Given request: Send back all the data below, exactly as given.

Entries:

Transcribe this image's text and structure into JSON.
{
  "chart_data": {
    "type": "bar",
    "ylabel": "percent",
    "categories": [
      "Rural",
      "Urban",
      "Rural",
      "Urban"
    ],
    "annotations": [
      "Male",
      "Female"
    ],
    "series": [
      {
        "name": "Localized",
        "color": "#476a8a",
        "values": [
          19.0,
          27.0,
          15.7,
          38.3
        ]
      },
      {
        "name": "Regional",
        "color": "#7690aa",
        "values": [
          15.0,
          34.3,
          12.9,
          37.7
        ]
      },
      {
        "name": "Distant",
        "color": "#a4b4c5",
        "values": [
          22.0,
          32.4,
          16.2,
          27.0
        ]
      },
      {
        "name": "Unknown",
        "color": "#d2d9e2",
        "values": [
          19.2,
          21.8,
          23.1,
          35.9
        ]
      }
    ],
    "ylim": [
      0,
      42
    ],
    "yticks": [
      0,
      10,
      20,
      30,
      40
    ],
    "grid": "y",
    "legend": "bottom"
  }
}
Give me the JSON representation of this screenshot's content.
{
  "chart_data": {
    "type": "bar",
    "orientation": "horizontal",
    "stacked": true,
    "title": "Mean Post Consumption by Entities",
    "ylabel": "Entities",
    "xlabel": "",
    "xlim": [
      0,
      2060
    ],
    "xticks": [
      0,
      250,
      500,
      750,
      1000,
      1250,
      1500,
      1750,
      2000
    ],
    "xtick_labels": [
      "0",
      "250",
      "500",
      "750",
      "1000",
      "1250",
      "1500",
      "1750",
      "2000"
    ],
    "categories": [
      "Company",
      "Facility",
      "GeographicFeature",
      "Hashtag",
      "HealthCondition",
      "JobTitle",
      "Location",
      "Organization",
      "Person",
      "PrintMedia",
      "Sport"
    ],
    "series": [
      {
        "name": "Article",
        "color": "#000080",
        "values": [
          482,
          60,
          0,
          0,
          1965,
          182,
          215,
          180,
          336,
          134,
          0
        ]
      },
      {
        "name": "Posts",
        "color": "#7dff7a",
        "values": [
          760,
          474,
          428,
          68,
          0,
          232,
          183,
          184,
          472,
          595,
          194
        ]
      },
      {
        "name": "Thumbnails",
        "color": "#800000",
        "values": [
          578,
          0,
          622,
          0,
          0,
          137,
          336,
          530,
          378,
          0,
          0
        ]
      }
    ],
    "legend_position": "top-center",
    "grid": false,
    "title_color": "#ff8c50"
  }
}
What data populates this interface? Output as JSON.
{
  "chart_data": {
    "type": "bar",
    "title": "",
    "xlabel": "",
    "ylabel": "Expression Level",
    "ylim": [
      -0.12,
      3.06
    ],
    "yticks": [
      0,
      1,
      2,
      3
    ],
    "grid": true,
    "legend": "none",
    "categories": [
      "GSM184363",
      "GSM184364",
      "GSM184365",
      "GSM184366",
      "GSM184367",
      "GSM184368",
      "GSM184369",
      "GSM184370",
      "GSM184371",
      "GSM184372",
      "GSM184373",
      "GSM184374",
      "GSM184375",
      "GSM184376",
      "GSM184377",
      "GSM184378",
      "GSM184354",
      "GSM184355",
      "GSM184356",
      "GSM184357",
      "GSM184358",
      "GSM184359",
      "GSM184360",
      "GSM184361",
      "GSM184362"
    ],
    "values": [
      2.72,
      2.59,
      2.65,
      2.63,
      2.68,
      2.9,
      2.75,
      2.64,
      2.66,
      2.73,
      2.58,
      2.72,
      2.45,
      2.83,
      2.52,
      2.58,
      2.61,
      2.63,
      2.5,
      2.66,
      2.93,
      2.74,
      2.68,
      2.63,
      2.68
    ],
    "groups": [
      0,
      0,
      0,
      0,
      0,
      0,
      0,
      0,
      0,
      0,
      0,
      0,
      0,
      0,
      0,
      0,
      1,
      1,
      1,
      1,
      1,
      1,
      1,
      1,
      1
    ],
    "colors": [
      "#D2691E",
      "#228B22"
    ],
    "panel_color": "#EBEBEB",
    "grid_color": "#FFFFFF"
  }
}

Answer:
Transcribe this image's text and structure into JSON.
{
  "chart_data": {
    "type": "bar",
    "ylabel": "percent",
    "categories": [
      "Rural",
      "Urban",
      "Rural",
      "Urban"
    ],
    "annotations": [
      "Male",
      "Female"
    ],
    "series": [
      {
        "name": "Localized",
        "color": "#476a8a",
        "values": [
          19.0,
          27.0,
          15.7,
          38.3
        ]
      },
      {
        "name": "Regional",
        "color": "#7690aa",
        "values": [
          15.0,
          34.3,
          12.9,
          37.7
        ]
      },
      {
        "name": "Distant",
        "color": "#a4b4c5",
        "values": [
          22.0,
          32.4,
          16.2,
          27.0
        ]
      },
      {
        "name": "Unknown",
        "color": "#d2d9e2",
        "values": [
          19.2,
          21.8,
          23.1,
          35.9
        ]
      }
    ],
    "ylim": [
      0,
      42
    ],
    "yticks": [
      0,
      10,
      20,
      30,
      40
    ],
    "grid": "y",
    "legend": "bottom"
  }
}
Give me the JSON representation of this screenshot's content.
{
  "chart_data": {
    "type": "bar",
    "orientation": "horizontal",
    "stacked": true,
    "title": "Mean Post Consumption by Entities",
    "ylabel": "Entities",
    "xlabel": "",
    "xlim": [
      0,
      2060
    ],
    "xticks": [
      0,
      250,
      500,
      750,
      1000,
      1250,
      1500,
      1750,
      2000
    ],
    "xtick_labels": [
      "0",
      "250",
      "500",
      "750",
      "1000",
      "1250",
      "1500",
      "1750",
      "2000"
    ],
    "categories": [
      "Company",
      "Facility",
      "GeographicFeature",
      "Hashtag",
      "HealthCondition",
      "JobTitle",
      "Location",
      "Organization",
      "Person",
      "PrintMedia",
      "Sport"
    ],
    "series": [
      {
        "name": "Article",
        "color": "#000080",
        "values": [
          482,
          60,
          0,
          0,
          1965,
          182,
          215,
          180,
          336,
          134,
          0
        ]
      },
      {
        "name": "Posts",
        "color": "#7dff7a",
        "values": [
          760,
          474,
          428,
          68,
          0,
          232,
          183,
          184,
          472,
          595,
          194
        ]
      },
      {
        "name": "Thumbnails",
        "color": "#800000",
        "values": [
          578,
          0,
          622,
          0,
          0,
          137,
          336,
          530,
          378,
          0,
          0
        ]
      }
    ],
    "legend_position": "top-center",
    "grid": false,
    "title_color": "#ff8c50"
  }
}
What data populates this interface? Output as JSON.
{
  "chart_data": {
    "type": "bar",
    "title": "",
    "xlabel": "",
    "ylabel": "Expression Level",
    "ylim": [
      -0.12,
      3.06
    ],
    "yticks": [
      0,
      1,
      2,
      3
    ],
    "grid": true,
    "legend": "none",
    "categories": [
      "GSM184363",
      "GSM184364",
      "GSM184365",
      "GSM184366",
      "GSM184367",
      "GSM184368",
      "GSM184369",
      "GSM184370",
      "GSM184371",
      "GSM184372",
      "GSM184373",
      "GSM184374",
      "GSM184375",
      "GSM184376",
      "GSM184377",
      "GSM184378",
      "GSM184354",
      "GSM184355",
      "GSM184356",
      "GSM184357",
      "GSM184358",
      "GSM184359",
      "GSM184360",
      "GSM184361",
      "GSM184362"
    ],
    "values": [
      2.72,
      2.59,
      2.65,
      2.63,
      2.68,
      2.9,
      2.75,
      2.64,
      2.66,
      2.73,
      2.58,
      2.72,
      2.45,
      2.83,
      2.52,
      2.58,
      2.61,
      2.63,
      2.5,
      2.66,
      2.93,
      2.74,
      2.68,
      2.63,
      2.68
    ],
    "groups": [
      0,
      0,
      0,
      0,
      0,
      0,
      0,
      0,
      0,
      0,
      0,
      0,
      0,
      0,
      0,
      0,
      1,
      1,
      1,
      1,
      1,
      1,
      1,
      1,
      1
    ],
    "colors": [
      "#D2691E",
      "#228B22"
    ],
    "panel_color": "#EBEBEB",
    "grid_color": "#FFFFFF"
  }
}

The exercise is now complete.